__Work to be completed__
Copy out all lines in the data below containing the string "this".

__Provided data__
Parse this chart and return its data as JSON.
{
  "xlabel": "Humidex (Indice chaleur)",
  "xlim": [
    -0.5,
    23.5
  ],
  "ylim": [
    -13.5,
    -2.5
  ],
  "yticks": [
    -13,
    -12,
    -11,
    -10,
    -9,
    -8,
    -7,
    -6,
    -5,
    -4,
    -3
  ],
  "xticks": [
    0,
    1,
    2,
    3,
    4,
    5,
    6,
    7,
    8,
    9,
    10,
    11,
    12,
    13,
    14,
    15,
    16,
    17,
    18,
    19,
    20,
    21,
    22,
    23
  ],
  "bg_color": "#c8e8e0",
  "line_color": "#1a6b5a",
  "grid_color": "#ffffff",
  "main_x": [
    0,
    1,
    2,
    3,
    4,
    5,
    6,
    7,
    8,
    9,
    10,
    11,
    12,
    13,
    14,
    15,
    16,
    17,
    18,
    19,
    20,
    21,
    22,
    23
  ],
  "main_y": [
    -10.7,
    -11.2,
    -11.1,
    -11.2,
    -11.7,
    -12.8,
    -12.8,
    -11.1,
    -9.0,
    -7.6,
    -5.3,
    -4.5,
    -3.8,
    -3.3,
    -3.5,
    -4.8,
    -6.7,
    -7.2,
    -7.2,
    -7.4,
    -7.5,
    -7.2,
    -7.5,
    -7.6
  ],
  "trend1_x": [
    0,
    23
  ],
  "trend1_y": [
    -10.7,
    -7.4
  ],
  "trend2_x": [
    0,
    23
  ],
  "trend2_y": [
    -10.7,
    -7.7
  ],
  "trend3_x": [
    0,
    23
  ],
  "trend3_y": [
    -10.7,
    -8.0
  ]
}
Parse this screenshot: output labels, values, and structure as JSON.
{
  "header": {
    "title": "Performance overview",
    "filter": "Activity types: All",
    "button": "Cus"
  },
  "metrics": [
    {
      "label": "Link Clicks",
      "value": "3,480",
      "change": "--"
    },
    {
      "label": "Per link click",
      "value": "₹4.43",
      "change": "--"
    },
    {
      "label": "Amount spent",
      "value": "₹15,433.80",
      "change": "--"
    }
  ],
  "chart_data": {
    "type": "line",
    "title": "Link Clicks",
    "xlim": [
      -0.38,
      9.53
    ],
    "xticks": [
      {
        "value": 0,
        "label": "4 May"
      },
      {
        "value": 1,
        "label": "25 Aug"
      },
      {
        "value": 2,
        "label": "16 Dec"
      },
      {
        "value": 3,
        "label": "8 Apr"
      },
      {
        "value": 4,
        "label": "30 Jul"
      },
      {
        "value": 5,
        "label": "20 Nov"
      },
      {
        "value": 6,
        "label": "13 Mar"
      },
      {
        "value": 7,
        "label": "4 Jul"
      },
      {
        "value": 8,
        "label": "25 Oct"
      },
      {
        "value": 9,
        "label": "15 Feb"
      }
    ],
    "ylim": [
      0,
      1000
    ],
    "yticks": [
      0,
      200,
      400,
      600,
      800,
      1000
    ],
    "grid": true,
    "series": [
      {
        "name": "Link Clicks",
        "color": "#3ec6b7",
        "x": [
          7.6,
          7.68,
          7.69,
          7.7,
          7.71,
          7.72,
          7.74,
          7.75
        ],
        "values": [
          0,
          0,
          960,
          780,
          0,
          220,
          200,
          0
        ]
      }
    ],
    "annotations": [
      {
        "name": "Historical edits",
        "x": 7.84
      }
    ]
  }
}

__Reply to the exercise__
Parse this chart and return its data as JSON.
Parse this screenshot: output labels, values, and structure as JSON.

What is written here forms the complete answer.